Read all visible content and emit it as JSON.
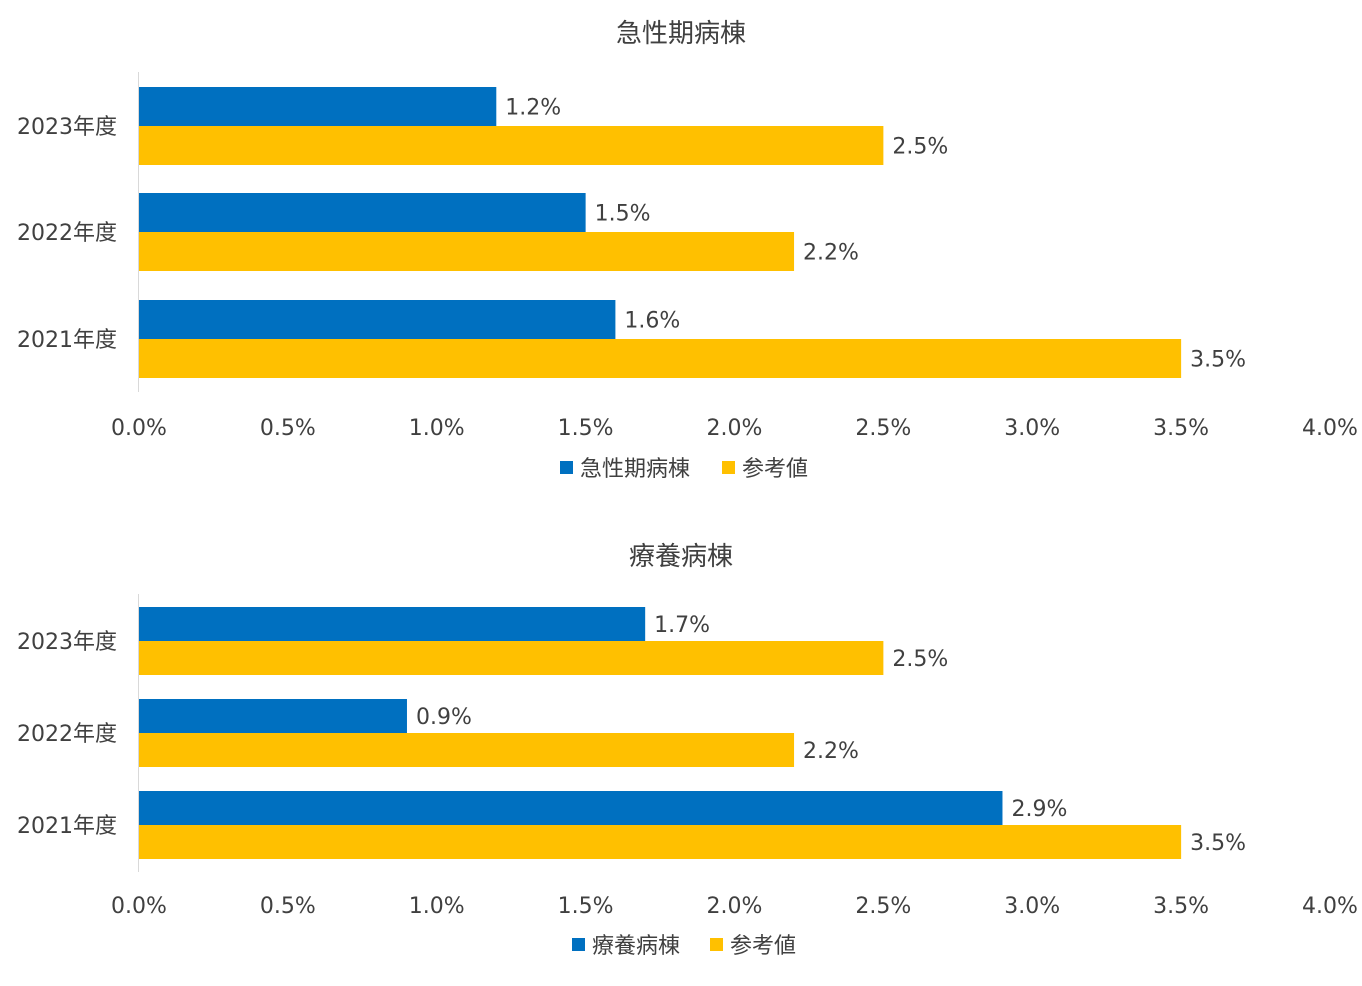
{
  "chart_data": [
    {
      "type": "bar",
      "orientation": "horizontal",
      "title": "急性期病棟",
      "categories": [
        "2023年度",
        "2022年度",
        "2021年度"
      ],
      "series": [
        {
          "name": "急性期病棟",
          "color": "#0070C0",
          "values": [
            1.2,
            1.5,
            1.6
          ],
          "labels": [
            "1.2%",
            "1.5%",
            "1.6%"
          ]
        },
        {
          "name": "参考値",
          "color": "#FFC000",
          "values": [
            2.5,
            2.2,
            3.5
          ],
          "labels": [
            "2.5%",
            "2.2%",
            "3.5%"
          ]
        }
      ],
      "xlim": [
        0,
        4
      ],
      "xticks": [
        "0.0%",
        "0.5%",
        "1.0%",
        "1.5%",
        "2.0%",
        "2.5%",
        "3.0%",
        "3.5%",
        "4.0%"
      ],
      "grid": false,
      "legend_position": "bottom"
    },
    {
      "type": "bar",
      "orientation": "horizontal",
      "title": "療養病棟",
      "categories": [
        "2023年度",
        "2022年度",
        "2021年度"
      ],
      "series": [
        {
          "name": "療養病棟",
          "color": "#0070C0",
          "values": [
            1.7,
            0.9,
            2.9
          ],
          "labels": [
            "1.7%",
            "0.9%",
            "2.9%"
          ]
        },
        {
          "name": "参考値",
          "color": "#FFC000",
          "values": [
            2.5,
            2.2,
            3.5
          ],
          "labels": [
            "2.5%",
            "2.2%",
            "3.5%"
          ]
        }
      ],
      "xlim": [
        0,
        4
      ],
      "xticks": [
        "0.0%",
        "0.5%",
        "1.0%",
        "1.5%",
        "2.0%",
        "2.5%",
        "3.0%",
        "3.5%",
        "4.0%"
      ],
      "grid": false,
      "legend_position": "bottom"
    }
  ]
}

******************************

## Stated problem:
Transcribe all the lines above exactly, apart from the pictures.

## The solution:
Read all visible content and emit it as JSON.
{
  "chart_data": [
    {
      "type": "bar",
      "orientation": "horizontal",
      "title": "急性期病棟",
      "categories": [
        "2023年度",
        "2022年度",
        "2021年度"
      ],
      "series": [
        {
          "name": "急性期病棟",
          "color": "#0070C0",
          "values": [
            1.2,
            1.5,
            1.6
          ],
          "labels": [
            "1.2%",
            "1.5%",
            "1.6%"
          ]
        },
        {
          "name": "参考値",
          "color": "#FFC000",
          "values": [
            2.5,
            2.2,
            3.5
          ],
          "labels": [
            "2.5%",
            "2.2%",
            "3.5%"
          ]
        }
      ],
      "xlim": [
        0,
        4
      ],
      "xticks": [
        "0.0%",
        "0.5%",
        "1.0%",
        "1.5%",
        "2.0%",
        "2.5%",
        "3.0%",
        "3.5%",
        "4.0%"
      ],
      "grid": false,
      "legend_position": "bottom"
    },
    {
      "type": "bar",
      "orientation": "horizontal",
      "title": "療養病棟",
      "categories": [
        "2023年度",
        "2022年度",
        "2021年度"
      ],
      "series": [
        {
          "name": "療養病棟",
          "color": "#0070C0",
          "values": [
            1.7,
            0.9,
            2.9
          ],
          "labels": [
            "1.7%",
            "0.9%",
            "2.9%"
          ]
        },
        {
          "name": "参考値",
          "color": "#FFC000",
          "values": [
            2.5,
            2.2,
            3.5
          ],
          "labels": [
            "2.5%",
            "2.2%",
            "3.5%"
          ]
        }
      ],
      "xlim": [
        0,
        4
      ],
      "xticks": [
        "0.0%",
        "0.5%",
        "1.0%",
        "1.5%",
        "2.0%",
        "2.5%",
        "3.0%",
        "3.5%",
        "4.0%"
      ],
      "grid": false,
      "legend_position": "bottom"
    }
  ]
}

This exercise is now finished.